(REQUIREMENT): From the records below, copy every line that contains the word "name".
Begin RECORDS PROVIDED
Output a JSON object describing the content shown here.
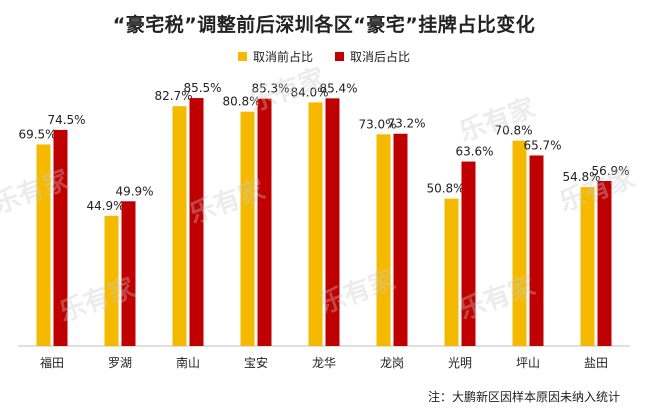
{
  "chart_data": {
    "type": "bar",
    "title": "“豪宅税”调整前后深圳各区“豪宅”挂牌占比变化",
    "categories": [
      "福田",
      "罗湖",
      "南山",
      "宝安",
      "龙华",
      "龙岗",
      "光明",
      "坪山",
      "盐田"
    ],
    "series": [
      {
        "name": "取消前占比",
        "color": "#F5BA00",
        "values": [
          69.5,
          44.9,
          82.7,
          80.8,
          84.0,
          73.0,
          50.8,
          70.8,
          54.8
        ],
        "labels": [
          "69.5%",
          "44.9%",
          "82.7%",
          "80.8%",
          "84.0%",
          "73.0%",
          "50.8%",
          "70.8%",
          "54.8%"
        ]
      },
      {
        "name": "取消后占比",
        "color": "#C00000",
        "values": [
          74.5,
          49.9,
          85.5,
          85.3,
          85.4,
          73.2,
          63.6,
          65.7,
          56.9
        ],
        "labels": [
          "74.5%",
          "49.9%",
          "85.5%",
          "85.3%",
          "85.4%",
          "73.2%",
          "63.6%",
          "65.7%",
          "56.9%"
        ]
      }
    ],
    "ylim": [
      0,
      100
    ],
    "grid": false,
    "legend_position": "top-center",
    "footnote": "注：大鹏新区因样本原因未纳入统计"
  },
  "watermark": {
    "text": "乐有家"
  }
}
End RECORDS PROVIDED
Begin RECORDS PROVIDED
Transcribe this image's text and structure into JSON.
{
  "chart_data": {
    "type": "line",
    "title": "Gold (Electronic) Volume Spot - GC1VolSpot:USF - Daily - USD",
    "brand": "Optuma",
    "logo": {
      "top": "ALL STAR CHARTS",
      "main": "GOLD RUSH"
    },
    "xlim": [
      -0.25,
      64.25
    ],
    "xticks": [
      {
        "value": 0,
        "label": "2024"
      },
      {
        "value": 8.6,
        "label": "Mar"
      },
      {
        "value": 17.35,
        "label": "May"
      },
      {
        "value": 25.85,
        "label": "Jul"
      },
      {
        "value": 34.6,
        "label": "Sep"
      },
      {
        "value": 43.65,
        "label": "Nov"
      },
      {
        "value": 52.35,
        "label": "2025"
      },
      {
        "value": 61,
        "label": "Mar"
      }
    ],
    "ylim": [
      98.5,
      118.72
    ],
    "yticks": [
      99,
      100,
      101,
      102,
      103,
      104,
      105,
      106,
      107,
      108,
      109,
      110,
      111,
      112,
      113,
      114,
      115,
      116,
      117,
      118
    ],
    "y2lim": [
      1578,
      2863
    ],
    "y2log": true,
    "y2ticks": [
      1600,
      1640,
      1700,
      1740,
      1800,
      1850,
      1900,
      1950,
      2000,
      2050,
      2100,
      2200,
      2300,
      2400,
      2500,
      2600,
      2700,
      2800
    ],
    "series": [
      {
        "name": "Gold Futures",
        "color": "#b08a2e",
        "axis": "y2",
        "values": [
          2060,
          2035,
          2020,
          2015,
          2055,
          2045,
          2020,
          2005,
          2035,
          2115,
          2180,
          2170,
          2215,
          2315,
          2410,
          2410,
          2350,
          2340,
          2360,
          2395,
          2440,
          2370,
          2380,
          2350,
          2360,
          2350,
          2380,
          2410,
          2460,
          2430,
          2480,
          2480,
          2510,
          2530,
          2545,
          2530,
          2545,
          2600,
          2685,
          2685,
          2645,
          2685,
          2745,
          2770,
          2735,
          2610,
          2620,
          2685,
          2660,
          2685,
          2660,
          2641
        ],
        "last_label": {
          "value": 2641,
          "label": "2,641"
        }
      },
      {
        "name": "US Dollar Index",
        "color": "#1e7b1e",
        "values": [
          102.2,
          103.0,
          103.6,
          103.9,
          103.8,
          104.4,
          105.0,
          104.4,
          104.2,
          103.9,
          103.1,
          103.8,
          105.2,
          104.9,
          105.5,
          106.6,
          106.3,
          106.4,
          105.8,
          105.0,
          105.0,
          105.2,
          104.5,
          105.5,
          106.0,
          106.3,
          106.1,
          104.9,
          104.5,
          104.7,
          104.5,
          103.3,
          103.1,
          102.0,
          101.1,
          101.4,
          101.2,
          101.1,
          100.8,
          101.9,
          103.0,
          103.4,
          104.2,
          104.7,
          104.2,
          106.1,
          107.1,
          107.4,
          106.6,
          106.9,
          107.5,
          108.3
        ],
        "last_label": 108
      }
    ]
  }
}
End RECORDS PROVIDED
(RESULT OF THIS EXERCISE):
        "name": "取消前占比",
        "name": "取消后占比",
        "name": "Gold Futures",
        "name": "US Dollar Index",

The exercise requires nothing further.